(PROBLEM DETAILS) Only the pictures stay out; every record is to be quoted exactly.

(MATERIAL PROVIDED)
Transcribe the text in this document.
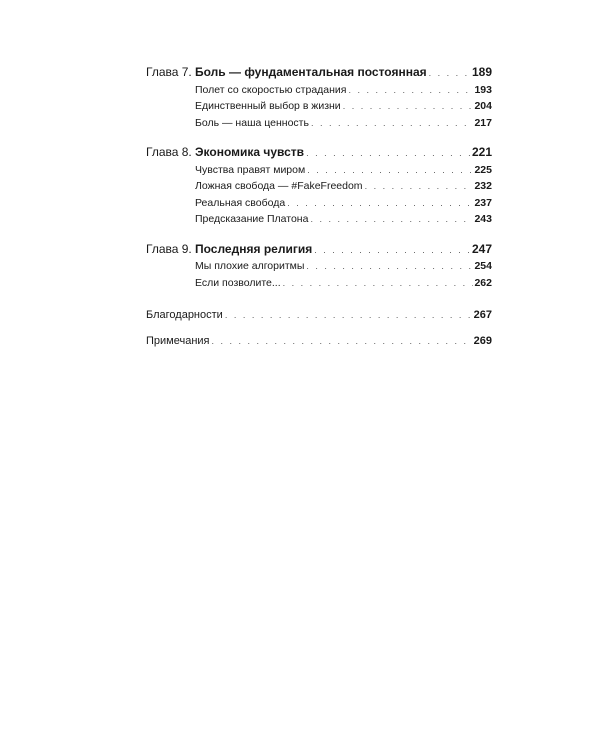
Глава 7. Боль — фундаментальная постоянная . . .	189
Полет со скоростью страдания . . .	193
Единственный выбор в жизни . . .	204
Боль — наша ценность . . .	217
Глава 8. Экономика чувств . . .	221
Чувства правят миром . . .	225
Ложная свобода — #FakeFreedom . . .	232
Реальная свобода . . .	237
Предсказание Платона . . .	243
Глава 9. Последняя религия . . .	247
Мы плохие алгоритмы . . .	254
Если позволите... . . .	262
Благодарности . . .	267
Примечания . . .	269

(RESPONSE)
Transcribe the text in this document.
Глава 7. Боль — фундаментальная постоянная . . .	189
Полет со скоростью страдания . . .	193
Единственный выбор в жизни . . .	204
Боль — наша ценность . . .	217
Глава 8. Экономика чувств . . .	221
Чувства правят миром . . .	225
Ложная свобода — #FakeFreedom . . .	232
Реальная свобода . . .	237
Предсказание Платона . . .	243
Глава 9. Последняя религия . . .	247
Мы плохие алгоритмы . . .	254
Если позволите... . . .	262
Благодарности . . .	267
Примечания . . .	269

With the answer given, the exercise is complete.